**Dataset excerpts**
— Begin —

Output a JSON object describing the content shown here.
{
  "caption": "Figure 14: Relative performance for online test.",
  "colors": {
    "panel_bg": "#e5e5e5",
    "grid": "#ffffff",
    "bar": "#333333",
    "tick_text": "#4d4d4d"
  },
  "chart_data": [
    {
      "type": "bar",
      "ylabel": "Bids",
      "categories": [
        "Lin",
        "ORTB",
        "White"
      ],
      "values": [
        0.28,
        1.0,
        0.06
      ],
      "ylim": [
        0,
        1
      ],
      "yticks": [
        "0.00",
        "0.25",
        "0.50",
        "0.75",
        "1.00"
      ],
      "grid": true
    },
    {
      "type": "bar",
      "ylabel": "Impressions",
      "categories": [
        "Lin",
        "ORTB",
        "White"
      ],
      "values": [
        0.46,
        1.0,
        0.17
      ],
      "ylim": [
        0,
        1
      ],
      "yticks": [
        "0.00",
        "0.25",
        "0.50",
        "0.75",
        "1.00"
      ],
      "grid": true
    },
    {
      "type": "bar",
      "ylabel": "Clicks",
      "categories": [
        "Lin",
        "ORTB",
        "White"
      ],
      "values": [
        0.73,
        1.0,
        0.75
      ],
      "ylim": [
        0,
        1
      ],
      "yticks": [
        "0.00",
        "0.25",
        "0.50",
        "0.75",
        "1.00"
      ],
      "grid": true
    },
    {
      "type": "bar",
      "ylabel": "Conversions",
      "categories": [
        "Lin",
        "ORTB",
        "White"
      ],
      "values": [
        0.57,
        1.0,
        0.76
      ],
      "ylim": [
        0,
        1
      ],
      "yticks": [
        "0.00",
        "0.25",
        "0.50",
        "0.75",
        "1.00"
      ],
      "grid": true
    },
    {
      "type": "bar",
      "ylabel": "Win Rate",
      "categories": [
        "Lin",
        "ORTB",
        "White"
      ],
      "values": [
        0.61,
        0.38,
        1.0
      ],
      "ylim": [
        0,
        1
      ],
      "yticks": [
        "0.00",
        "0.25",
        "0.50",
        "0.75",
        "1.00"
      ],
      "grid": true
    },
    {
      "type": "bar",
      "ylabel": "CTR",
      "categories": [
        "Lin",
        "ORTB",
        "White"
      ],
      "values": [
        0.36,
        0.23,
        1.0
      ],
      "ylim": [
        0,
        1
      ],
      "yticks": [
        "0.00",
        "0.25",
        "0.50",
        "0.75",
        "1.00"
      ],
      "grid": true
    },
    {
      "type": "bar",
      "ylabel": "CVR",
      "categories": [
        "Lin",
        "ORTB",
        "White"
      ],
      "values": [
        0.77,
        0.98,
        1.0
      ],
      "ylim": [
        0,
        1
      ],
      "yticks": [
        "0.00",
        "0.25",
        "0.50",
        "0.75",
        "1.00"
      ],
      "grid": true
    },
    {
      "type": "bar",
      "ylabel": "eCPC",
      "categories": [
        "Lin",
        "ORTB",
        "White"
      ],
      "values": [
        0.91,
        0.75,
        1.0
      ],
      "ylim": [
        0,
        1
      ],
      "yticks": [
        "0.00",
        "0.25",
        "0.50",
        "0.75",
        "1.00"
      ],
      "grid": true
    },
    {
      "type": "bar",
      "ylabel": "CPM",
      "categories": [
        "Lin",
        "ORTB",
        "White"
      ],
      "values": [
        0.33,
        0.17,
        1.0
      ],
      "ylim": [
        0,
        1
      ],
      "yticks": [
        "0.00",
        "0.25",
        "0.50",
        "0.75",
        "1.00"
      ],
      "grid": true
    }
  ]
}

— End —

Using the entries above, find all lines with "ylabel". Copy them.

**Written answer**
      "ylabel": "Bids",
      "ylabel": "Impressions",
      "ylabel": "Clicks",
      "ylabel": "Conversions",
      "ylabel": "Win Rate",
      "ylabel": "CTR",
      "ylabel": "CVR",
      "ylabel": "eCPC",
      "ylabel": "CPM",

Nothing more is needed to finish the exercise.